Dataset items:
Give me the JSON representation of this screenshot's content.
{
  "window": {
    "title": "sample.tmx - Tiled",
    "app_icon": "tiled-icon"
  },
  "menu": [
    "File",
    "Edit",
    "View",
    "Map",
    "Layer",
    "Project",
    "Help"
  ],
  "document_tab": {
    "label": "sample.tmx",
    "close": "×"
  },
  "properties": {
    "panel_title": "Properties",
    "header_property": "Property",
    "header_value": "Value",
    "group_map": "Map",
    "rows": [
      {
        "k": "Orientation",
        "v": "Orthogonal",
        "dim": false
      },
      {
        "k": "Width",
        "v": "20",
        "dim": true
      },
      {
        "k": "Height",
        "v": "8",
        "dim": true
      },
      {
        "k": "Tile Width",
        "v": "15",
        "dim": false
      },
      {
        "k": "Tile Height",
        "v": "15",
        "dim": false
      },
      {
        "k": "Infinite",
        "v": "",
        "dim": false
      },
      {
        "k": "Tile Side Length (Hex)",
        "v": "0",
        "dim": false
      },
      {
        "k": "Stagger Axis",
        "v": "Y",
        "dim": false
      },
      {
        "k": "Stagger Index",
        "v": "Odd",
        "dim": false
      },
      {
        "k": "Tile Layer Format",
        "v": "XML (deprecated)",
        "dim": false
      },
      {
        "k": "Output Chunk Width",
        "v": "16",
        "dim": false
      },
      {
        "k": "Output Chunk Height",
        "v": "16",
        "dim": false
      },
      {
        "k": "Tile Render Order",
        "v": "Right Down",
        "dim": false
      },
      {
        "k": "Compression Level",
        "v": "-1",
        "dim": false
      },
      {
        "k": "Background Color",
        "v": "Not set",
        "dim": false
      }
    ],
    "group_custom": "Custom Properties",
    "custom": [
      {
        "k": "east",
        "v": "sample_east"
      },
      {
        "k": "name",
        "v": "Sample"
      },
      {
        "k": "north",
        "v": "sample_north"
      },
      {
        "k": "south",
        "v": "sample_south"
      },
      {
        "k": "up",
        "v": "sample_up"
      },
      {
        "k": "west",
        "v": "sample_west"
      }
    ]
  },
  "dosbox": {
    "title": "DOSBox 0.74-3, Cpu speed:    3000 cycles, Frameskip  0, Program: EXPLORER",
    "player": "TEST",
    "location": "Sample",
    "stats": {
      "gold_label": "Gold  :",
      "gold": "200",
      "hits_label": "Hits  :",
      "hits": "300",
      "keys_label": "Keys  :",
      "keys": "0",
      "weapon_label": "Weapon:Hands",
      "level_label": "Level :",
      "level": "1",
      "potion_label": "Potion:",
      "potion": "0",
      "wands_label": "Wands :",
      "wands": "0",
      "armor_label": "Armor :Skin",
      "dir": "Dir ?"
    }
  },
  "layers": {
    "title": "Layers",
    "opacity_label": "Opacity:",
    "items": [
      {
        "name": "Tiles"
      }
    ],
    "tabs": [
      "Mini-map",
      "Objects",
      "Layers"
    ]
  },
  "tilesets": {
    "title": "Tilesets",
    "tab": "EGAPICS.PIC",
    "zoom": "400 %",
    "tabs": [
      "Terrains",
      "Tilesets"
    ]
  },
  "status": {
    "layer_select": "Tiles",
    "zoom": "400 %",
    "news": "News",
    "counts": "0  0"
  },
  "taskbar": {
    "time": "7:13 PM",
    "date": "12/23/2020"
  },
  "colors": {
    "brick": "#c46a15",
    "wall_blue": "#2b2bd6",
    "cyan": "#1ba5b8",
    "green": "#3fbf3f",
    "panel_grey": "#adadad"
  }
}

TASK REQUIREMENTS:
Show, from the listing above, each line that contains the word "Chunk".

WRITTEN RESPONSE:
        "k": "Output Chunk Width",
        "k": "Output Chunk Height",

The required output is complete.